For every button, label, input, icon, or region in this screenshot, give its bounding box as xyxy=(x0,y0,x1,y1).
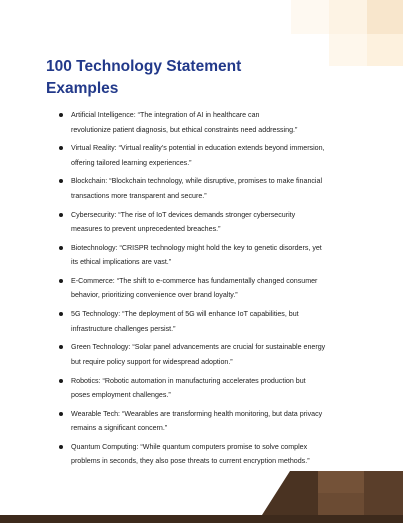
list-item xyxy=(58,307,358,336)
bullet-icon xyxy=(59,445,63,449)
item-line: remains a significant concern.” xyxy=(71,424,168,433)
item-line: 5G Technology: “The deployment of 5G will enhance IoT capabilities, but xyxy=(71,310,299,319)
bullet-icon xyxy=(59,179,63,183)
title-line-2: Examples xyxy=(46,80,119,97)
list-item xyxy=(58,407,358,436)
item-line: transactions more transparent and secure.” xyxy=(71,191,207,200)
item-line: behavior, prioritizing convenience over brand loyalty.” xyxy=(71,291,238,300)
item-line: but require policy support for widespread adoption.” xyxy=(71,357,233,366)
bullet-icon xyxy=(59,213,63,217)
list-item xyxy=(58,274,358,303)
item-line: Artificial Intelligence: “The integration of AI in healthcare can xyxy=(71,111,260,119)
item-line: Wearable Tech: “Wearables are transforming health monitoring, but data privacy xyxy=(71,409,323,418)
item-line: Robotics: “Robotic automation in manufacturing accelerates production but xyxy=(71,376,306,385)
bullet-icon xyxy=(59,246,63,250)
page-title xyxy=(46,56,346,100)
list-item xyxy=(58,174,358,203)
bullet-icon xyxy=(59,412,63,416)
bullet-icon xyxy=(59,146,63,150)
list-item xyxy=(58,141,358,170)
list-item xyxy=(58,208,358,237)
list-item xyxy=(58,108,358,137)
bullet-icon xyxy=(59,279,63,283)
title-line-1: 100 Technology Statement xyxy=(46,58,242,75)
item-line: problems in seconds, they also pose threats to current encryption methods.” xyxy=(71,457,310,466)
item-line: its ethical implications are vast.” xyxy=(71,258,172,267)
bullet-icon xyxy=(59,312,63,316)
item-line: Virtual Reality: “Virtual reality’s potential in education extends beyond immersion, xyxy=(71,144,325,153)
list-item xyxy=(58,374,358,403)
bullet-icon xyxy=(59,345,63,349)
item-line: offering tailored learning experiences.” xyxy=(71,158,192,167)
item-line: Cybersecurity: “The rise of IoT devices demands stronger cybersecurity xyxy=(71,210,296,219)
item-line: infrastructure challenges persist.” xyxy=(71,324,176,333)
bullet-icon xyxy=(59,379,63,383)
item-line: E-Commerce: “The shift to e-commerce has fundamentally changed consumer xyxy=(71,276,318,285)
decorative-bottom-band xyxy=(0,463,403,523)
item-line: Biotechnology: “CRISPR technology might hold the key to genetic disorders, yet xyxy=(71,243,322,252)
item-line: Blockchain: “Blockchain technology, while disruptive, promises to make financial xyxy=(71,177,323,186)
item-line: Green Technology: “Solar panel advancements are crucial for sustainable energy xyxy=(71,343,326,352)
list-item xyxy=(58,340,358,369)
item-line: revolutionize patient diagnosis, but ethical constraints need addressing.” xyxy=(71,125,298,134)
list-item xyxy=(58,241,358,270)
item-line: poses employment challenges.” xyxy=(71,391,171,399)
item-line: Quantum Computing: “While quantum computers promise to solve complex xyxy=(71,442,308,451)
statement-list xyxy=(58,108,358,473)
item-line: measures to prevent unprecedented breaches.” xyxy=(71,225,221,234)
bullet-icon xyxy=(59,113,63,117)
━━━━━━━━━━━━━━━━
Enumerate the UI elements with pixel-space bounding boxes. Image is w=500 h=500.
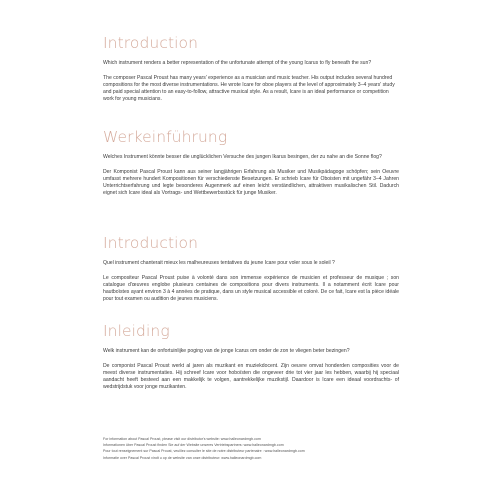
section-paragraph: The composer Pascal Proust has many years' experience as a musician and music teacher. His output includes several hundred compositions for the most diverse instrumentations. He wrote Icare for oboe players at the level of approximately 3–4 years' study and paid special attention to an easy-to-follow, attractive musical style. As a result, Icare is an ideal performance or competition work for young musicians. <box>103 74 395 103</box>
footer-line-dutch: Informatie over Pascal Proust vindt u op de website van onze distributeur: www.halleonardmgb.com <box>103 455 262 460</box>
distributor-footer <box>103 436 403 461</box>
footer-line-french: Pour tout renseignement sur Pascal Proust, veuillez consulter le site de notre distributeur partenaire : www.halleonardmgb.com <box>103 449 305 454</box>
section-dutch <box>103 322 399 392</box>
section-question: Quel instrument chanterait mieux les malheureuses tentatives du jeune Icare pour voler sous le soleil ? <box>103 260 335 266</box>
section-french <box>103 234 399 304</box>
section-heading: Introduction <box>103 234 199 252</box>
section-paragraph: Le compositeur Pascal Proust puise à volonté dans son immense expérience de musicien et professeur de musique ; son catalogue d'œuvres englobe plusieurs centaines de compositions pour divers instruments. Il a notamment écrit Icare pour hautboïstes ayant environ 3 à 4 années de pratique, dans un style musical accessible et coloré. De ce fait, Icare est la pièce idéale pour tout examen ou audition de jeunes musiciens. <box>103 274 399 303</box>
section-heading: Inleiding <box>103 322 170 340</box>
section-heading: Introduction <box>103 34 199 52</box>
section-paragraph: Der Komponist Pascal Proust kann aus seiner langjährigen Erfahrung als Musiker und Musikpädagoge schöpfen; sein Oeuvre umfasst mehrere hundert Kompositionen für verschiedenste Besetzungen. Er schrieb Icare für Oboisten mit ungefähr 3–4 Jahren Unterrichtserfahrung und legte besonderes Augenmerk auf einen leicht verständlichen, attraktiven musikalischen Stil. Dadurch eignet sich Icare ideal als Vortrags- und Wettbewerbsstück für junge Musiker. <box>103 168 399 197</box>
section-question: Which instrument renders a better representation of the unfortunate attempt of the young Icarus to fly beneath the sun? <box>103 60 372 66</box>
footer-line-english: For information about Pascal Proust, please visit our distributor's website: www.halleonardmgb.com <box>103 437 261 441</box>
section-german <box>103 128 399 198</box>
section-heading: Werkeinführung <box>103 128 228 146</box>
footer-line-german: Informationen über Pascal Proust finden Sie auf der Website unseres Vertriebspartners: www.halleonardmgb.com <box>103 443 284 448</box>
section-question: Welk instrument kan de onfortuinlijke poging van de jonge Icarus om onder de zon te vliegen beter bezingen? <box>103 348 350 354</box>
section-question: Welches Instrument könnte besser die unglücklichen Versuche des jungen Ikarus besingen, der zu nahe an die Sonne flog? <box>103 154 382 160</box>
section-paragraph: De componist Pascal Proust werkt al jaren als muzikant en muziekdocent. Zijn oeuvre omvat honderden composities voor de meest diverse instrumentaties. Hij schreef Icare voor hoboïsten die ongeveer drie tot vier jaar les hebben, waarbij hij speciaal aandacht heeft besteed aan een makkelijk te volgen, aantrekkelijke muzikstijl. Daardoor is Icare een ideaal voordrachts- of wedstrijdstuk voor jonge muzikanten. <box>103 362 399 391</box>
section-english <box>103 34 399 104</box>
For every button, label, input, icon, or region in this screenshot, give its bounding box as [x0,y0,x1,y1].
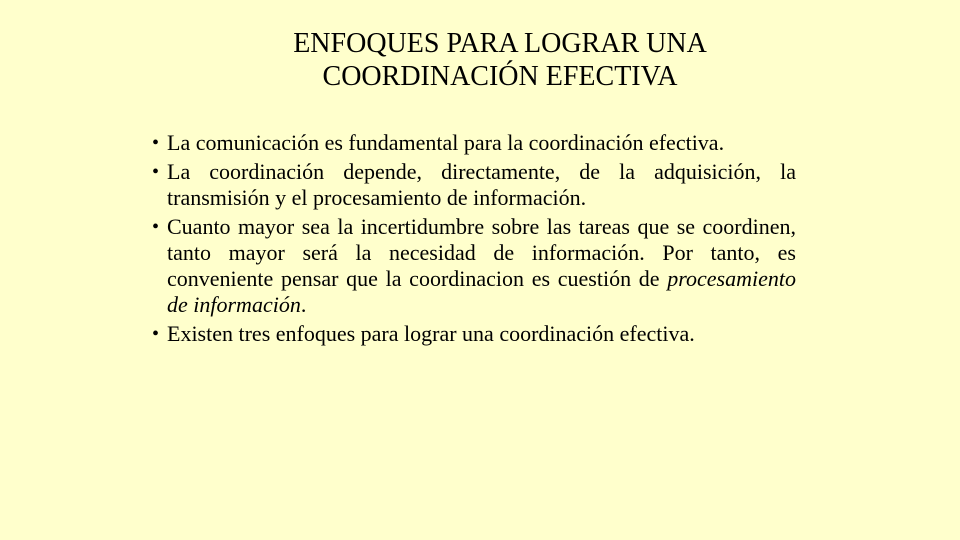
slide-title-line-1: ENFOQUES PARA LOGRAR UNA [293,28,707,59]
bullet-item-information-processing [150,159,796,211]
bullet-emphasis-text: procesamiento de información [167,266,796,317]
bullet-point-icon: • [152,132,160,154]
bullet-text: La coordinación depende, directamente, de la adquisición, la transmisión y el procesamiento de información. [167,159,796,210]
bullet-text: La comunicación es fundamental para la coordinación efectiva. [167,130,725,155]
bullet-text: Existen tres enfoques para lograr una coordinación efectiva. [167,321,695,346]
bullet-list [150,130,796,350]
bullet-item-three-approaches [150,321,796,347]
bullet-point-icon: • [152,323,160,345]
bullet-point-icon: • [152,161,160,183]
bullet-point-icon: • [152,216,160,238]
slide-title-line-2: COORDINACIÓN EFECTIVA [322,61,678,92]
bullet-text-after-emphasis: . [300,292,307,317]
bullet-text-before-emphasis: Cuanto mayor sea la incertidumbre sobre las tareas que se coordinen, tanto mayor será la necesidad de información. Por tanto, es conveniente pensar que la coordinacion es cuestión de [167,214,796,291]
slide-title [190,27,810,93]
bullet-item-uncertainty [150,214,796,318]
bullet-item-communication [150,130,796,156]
━━━━━━━━━━━━━━━━
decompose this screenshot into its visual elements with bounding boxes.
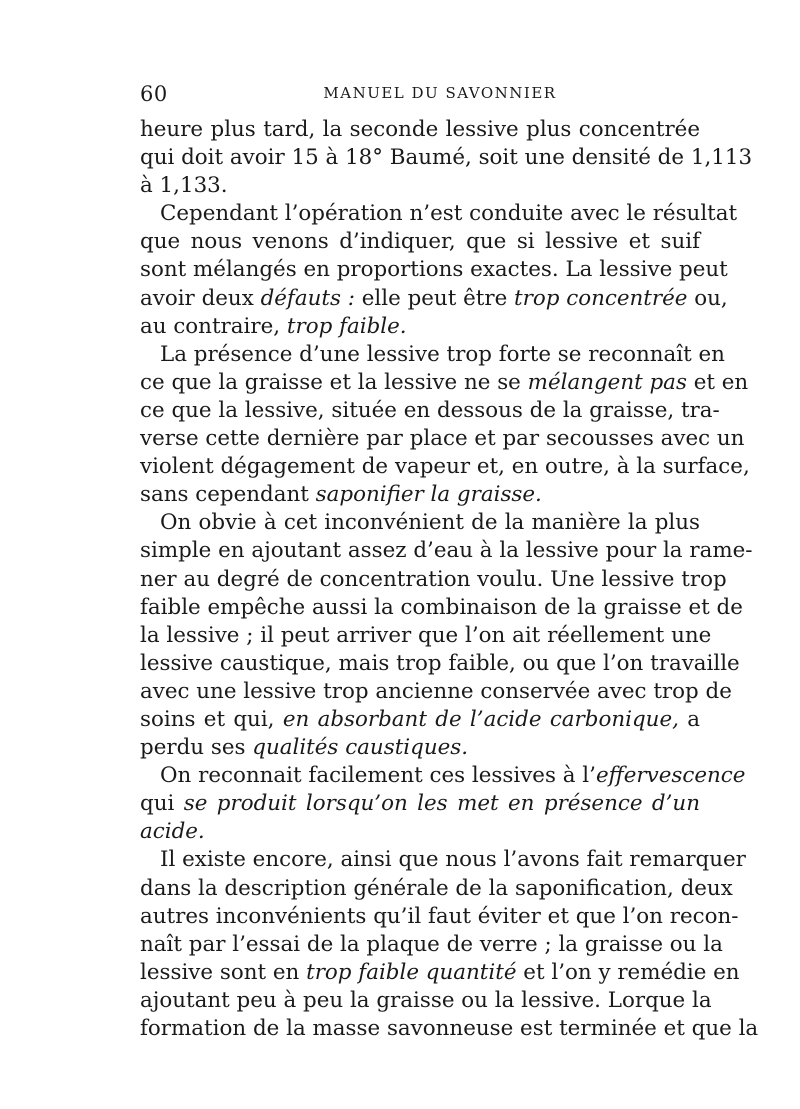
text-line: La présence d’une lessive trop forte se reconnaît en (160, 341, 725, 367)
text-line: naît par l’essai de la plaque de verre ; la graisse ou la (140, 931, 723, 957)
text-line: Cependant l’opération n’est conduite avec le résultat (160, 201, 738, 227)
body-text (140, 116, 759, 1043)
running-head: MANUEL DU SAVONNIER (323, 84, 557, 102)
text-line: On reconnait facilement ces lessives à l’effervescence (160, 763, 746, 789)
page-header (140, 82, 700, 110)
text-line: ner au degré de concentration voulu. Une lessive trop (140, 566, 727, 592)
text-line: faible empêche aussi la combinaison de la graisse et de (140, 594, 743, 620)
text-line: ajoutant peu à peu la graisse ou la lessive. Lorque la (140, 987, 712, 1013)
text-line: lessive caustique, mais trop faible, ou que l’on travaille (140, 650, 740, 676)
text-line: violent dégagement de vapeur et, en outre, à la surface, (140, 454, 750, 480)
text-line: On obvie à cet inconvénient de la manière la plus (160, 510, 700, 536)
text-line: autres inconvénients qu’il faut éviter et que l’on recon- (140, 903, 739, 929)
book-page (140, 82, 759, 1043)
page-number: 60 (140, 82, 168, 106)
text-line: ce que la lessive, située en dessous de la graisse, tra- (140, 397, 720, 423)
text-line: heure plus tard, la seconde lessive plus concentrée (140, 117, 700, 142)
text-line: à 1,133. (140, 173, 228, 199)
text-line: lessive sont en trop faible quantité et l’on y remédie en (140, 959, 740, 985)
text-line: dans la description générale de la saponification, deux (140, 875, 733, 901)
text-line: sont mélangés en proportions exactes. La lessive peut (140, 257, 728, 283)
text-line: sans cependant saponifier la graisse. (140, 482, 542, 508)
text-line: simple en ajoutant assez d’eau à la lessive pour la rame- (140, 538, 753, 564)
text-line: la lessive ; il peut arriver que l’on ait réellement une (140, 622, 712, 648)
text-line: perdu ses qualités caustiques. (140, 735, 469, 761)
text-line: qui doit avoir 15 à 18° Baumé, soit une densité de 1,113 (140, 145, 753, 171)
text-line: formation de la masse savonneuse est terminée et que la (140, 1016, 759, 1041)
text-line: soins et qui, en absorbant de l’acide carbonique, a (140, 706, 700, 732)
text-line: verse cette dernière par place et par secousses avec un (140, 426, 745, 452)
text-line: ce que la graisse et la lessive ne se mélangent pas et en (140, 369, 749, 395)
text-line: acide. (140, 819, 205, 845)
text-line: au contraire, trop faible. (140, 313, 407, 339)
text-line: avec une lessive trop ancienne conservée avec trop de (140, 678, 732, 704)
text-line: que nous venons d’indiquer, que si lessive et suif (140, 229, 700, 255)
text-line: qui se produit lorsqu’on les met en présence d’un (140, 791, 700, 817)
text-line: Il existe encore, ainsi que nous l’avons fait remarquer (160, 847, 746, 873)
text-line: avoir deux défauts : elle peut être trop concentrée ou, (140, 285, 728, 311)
━━━━━━━━━━━━━━━━
[Opdracht]:
Kopieer letterlijk de regels uit de gegevens hierboven. Begin bij de regel met "slide-title-line-1: ENFOQUES PARA" en stop na de regel met "bullet-item-communication [150,130,796,156]".

[Resultaat oefening]:
slide-title-line-1: ENFOQUES PARA LOGRAR UNA [293,28,707,59]
bullet-item-information-processing [150,159,796,211]
bullet-emphasis-text: procesamiento de información [167,266,796,317]
bullet-point-icon: • [152,132,160,154]
bullet-text: La coordinación depende, directamente, de la adquisición, la transmisión y el procesamiento de información. [167,159,796,210]
bullet-text: La comunicación es fundamental para la coordinación efectiva. [167,130,725,155]
bullet-text: Existen tres enfoques para lograr una coordinación efectiva. [167,321,695,346]
bullet-list [150,130,796,350]
bullet-item-three-approaches [150,321,796,347]
bullet-point-icon: • [152,323,160,345]
bullet-point-icon: • [152,161,160,183]
bullet-point-icon: • [152,216,160,238]
slide-title-line-2: COORDINACIÓN EFECTIVA [322,61,678,92]
bullet-text-after-emphasis: . [300,292,307,317]
bullet-text-before-emphasis: Cuanto mayor sea la incertidumbre sobre las tareas que se coordinen, tanto mayor será la necesidad de información. Por tanto, es conveniente pensar que la coordinacion es cuestión de [167,214,796,291]
slide-title [190,27,810,93]
bullet-item-uncertainty [150,214,796,318]
bullet-item-communication [150,130,796,156]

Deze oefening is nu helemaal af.